Could you transcribe every record below exactly as written, leaving out any pictures?

********************

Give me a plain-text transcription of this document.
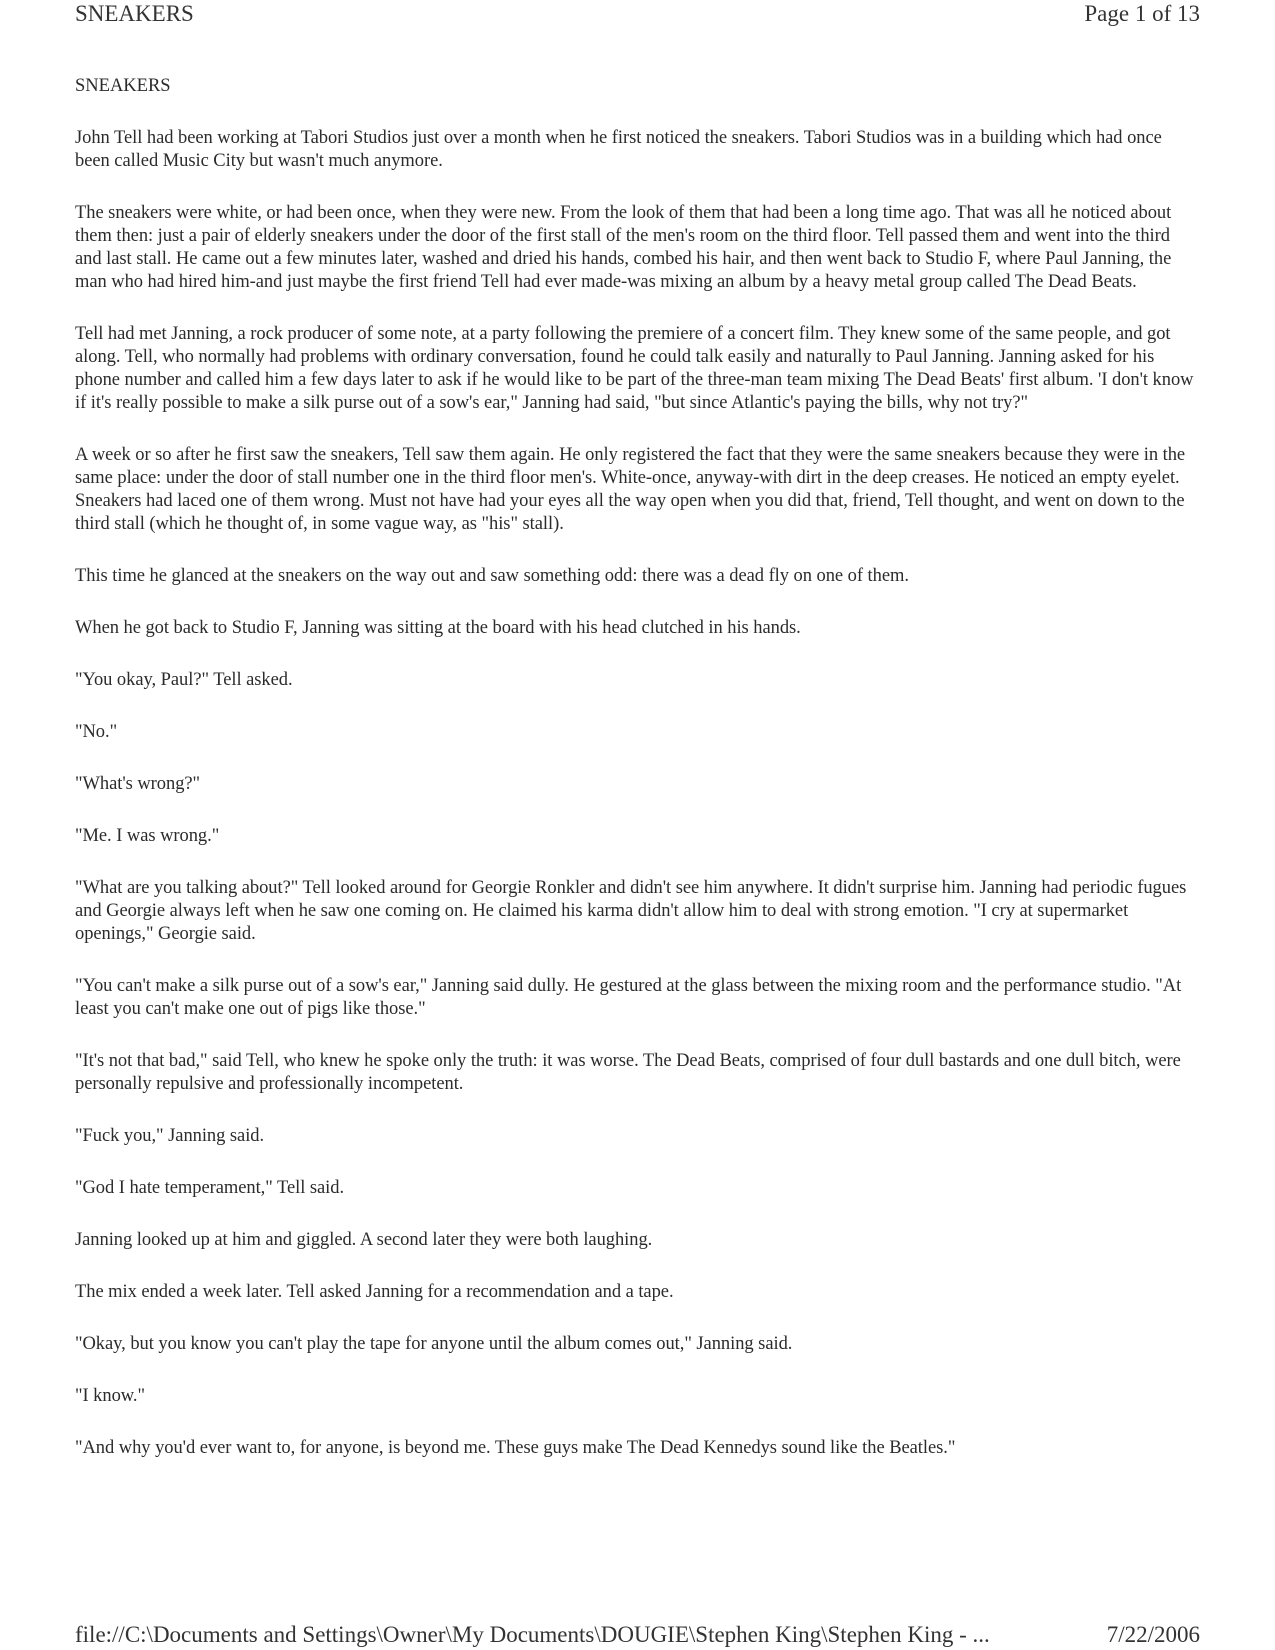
SNEAKERS	Page 1 of 13
SNEAKERS

John Tell had been working at Tabori Studios just over a month when he first noticed the sneakers. Tabori Studios was in a building which had once been called Music City but wasn't much anymore.

The sneakers were white, or had been once, when they were new. From the look of them that had been a long time ago. That was all he noticed about them then: just a pair of elderly sneakers under the door of the first stall of the men's room on the third floor. Tell passed them and went into the third and last stall. He came out a few minutes later, washed and dried his hands, combed his hair, and then went back to Studio F, where Paul Janning, the man who had hired him-and just maybe the first friend Tell had ever made-was mixing an album by a heavy metal group called The Dead Beats.

Tell had met Janning, a rock producer of some note, at a party following the premiere of a concert film. They knew some of the same people, and got along. Tell, who normally had problems with ordinary conversation, found he could talk easily and naturally to Paul Janning. Janning asked for his phone number and called him a few days later to ask if he would like to be part of the three-man team mixing The Dead Beats' first album. 'I don't know if it's really possible to make a silk purse out of a sow's ear," Janning had said, "but since Atlantic's paying the bills, why not try?"

A week or so after he first saw the sneakers, Tell saw them again. He only registered the fact that they were the same sneakers because they were in the same place: under the door of stall number one in the third floor men's. White-once, anyway-with dirt in the deep creases. He noticed an empty eyelet. Sneakers had laced one of them wrong. Must not have had your eyes all the way open when you did that, friend, Tell thought, and went on down to the third stall (which he thought of, in some vague way, as "his" stall).

This time he glanced at the sneakers on the way out and saw something odd: there was a dead fly on one of them.

When he got back to Studio F, Janning was sitting at the board with his head clutched in his hands.

"You okay, Paul?" Tell asked.

"No."

"What's wrong?"

"Me. I was wrong."

"What are you talking about?" Tell looked around for Georgie Ronkler and didn't see him anywhere. It didn't surprise him. Janning had periodic fugues and Georgie always left when he saw one coming on. He claimed his karma didn't allow him to deal with strong emotion. "I cry at supermarket openings," Georgie said.

"You can't make a silk purse out of a sow's ear," Janning said dully. He gestured at the glass between the mixing room and the performance studio. "At least you can't make one out of pigs like those."

"It's not that bad," said Tell, who knew he spoke only the truth: it was worse. The Dead Beats, comprised of four dull bastards and one dull bitch, were personally repulsive and professionally incompetent.

"Fuck you," Janning said.

"God I hate temperament," Tell said.

Janning looked up at him and giggled. A second later they were both laughing.

The mix ended a week later. Tell asked Janning for a recommendation and a tape.

"Okay, but you know you can't play the tape for anyone until the album comes out," Janning said.

"I know."

"And why you'd ever want to, for anyone, is beyond me. These guys make The Dead Kennedys sound like the Beatles."

file://C:\Documents and Settings\Owner\My Documents\DOUGIE\Stephen King\Stephen King - ...	7/22/2006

********************

Task response:
Give me a plain-text transcription of this document.
SNEAKERS	Page 1 of 13
SNEAKERS

John Tell had been working at Tabori Studios just over a month when he first noticed the sneakers. Tabori Studios was in a building which had once been called Music City but wasn't much anymore.

The sneakers were white, or had been once, when they were new. From the look of them that had been a long time ago. That was all he noticed about them then: just a pair of elderly sneakers under the door of the first stall of the men's room on the third floor. Tell passed them and went into the third and last stall. He came out a few minutes later, washed and dried his hands, combed his hair, and then went back to Studio F, where Paul Janning, the man who had hired him-and just maybe the first friend Tell had ever made-was mixing an album by a heavy metal group called The Dead Beats.

Tell had met Janning, a rock producer of some note, at a party following the premiere of a concert film. They knew some of the same people, and got along. Tell, who normally had problems with ordinary conversation, found he could talk easily and naturally to Paul Janning. Janning asked for his phone number and called him a few days later to ask if he would like to be part of the three-man team mixing The Dead Beats' first album. 'I don't know if it's really possible to make a silk purse out of a sow's ear," Janning had said, "but since Atlantic's paying the bills, why not try?"

A week or so after he first saw the sneakers, Tell saw them again. He only registered the fact that they were the same sneakers because they were in the same place: under the door of stall number one in the third floor men's. White-once, anyway-with dirt in the deep creases. He noticed an empty eyelet. Sneakers had laced one of them wrong. Must not have had your eyes all the way open when you did that, friend, Tell thought, and went on down to the third stall (which he thought of, in some vague way, as "his" stall).

This time he glanced at the sneakers on the way out and saw something odd: there was a dead fly on one of them.

When he got back to Studio F, Janning was sitting at the board with his head clutched in his hands.

"You okay, Paul?" Tell asked.

"No."

"What's wrong?"

"Me. I was wrong."

"What are you talking about?" Tell looked around for Georgie Ronkler and didn't see him anywhere. It didn't surprise him. Janning had periodic fugues and Georgie always left when he saw one coming on. He claimed his karma didn't allow him to deal with strong emotion. "I cry at supermarket openings," Georgie said.

"You can't make a silk purse out of a sow's ear," Janning said dully. He gestured at the glass between the mixing room and the performance studio. "At least you can't make one out of pigs like those."

"It's not that bad," said Tell, who knew he spoke only the truth: it was worse. The Dead Beats, comprised of four dull bastards and one dull bitch, were personally repulsive and professionally incompetent.

"Fuck you," Janning said.

"God I hate temperament," Tell said.

Janning looked up at him and giggled. A second later they were both laughing.

The mix ended a week later. Tell asked Janning for a recommendation and a tape.

"Okay, but you know you can't play the tape for anyone until the album comes out," Janning said.

"I know."

"And why you'd ever want to, for anyone, is beyond me. These guys make The Dead Kennedys sound like the Beatles."

file://C:\Documents and Settings\Owner\My Documents\DOUGIE\Stephen King\Stephen King - ...	7/22/2006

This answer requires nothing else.